Exercise details>
Search the records for the word "hennes" and pick out every line that has it.

Input data>
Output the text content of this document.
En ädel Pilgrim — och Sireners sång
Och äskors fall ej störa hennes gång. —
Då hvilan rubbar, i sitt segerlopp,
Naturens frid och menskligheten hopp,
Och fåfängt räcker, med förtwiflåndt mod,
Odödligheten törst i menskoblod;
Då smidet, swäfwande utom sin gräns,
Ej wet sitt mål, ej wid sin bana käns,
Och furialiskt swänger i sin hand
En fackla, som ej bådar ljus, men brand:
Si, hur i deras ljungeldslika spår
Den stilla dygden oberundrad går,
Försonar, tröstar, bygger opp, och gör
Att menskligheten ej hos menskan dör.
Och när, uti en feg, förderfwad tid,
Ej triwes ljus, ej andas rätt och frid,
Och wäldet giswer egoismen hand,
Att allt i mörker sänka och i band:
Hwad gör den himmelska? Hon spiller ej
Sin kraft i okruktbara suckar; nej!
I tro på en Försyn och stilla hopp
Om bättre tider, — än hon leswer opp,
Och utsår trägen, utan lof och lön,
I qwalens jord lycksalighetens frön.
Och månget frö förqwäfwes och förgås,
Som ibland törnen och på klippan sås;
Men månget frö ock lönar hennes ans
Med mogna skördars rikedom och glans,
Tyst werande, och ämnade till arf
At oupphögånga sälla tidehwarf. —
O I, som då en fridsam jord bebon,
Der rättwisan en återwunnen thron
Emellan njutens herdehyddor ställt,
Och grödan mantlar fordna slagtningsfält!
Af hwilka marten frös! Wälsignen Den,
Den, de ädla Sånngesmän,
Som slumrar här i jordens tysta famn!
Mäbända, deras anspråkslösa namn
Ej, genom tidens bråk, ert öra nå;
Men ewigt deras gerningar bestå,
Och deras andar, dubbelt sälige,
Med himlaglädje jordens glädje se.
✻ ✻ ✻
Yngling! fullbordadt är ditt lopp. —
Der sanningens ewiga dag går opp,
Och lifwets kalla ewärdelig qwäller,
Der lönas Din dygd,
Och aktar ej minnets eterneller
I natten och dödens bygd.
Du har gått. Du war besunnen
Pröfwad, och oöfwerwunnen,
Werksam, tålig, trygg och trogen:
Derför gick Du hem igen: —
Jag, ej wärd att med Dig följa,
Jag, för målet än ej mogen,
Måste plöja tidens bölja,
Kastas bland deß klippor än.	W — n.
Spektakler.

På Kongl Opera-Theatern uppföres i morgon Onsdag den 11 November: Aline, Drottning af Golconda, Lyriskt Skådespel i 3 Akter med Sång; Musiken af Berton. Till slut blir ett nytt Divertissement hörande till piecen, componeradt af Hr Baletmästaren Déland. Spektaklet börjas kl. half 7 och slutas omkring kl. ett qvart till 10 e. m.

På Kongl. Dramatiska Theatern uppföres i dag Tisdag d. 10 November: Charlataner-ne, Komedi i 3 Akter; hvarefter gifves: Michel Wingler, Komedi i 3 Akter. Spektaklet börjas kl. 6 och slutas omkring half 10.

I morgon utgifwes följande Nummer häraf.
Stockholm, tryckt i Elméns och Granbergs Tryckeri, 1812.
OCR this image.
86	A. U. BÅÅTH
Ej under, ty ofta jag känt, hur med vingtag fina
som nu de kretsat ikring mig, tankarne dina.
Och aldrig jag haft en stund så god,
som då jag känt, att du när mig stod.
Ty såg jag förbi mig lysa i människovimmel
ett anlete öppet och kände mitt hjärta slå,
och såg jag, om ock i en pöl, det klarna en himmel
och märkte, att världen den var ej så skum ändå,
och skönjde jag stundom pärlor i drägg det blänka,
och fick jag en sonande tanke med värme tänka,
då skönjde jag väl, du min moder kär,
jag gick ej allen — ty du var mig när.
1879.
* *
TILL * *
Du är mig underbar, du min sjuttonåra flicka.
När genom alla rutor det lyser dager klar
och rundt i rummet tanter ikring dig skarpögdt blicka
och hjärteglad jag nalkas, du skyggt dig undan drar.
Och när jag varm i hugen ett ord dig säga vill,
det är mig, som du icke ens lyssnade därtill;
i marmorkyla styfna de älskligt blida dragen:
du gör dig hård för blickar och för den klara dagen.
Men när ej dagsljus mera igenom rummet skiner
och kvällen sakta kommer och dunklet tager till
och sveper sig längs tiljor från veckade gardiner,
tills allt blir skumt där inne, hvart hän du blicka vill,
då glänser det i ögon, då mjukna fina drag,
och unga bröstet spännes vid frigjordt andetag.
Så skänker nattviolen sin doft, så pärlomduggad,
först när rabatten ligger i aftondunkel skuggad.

Task solution>
Och äskors fall ej störa hennes gång. —
Men månget frö ock lönar hennes ans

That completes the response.